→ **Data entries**
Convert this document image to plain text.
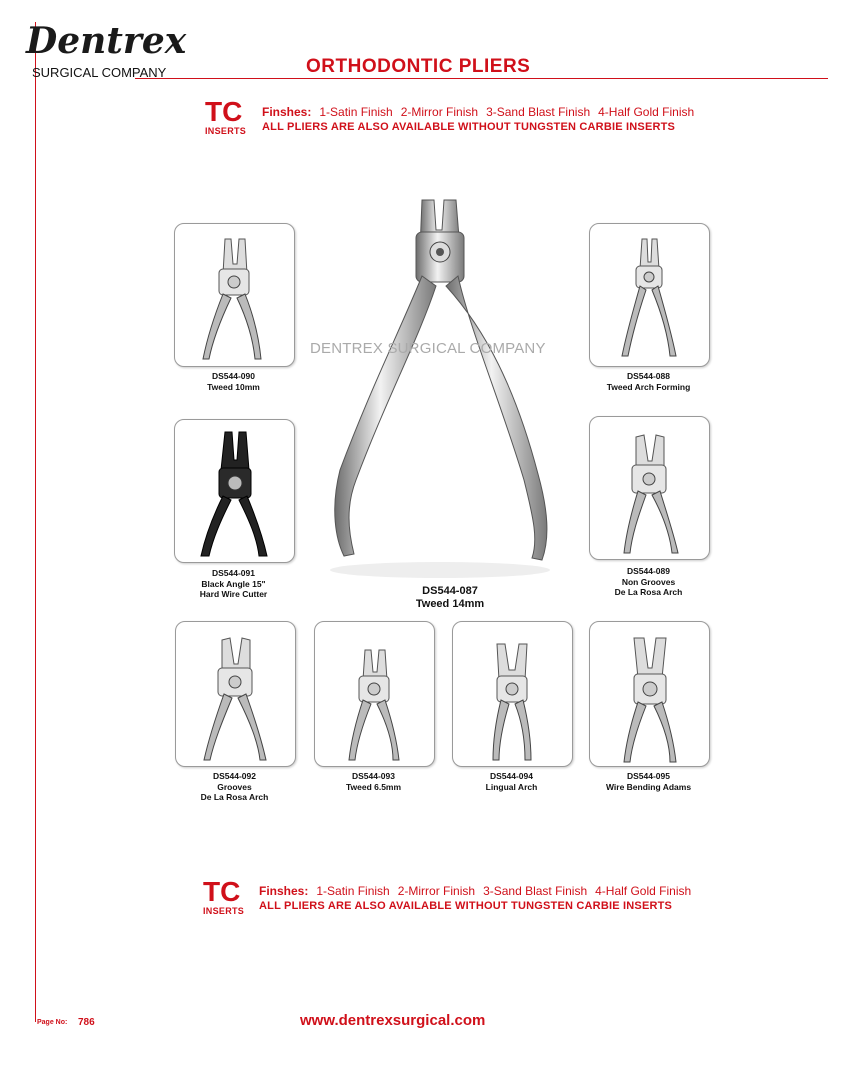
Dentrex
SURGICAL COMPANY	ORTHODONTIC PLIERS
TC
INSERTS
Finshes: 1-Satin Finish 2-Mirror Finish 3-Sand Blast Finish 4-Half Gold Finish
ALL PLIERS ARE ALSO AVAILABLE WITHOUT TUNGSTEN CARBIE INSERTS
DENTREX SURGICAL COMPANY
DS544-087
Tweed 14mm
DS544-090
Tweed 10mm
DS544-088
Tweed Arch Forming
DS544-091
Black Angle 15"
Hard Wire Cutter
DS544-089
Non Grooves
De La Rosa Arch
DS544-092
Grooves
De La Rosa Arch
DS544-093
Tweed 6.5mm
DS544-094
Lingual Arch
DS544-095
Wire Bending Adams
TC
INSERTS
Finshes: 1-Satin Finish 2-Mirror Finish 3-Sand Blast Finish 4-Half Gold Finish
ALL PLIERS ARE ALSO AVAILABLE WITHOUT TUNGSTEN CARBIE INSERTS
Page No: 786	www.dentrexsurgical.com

→ **WHAT NEEDS TO BE DONE**
Leave out the pictures and copy every record above exactly.

→ **RESULT BELOW**
Convert this document image to plain text.
Dentrex
SURGICAL COMPANY	ORTHODONTIC PLIERS
TC
INSERTS
Finshes: 1-Satin Finish 2-Mirror Finish 3-Sand Blast Finish 4-Half Gold Finish
ALL PLIERS ARE ALSO AVAILABLE WITHOUT TUNGSTEN CARBIE INSERTS
DENTREX SURGICAL COMPANY
DS544-087
Tweed 14mm
DS544-090
Tweed 10mm
DS544-088
Tweed Arch Forming
DS544-091
Black Angle 15"
Hard Wire Cutter
DS544-089
Non Grooves
De La Rosa Arch
DS544-092
Grooves
De La Rosa Arch
DS544-093
Tweed 6.5mm
DS544-094
Lingual Arch
DS544-095
Wire Bending Adams
TC
INSERTS
Finshes: 1-Satin Finish 2-Mirror Finish 3-Sand Blast Finish 4-Half Gold Finish
ALL PLIERS ARE ALSO AVAILABLE WITHOUT TUNGSTEN CARBIE INSERTS
Page No: 786	www.dentrexsurgical.com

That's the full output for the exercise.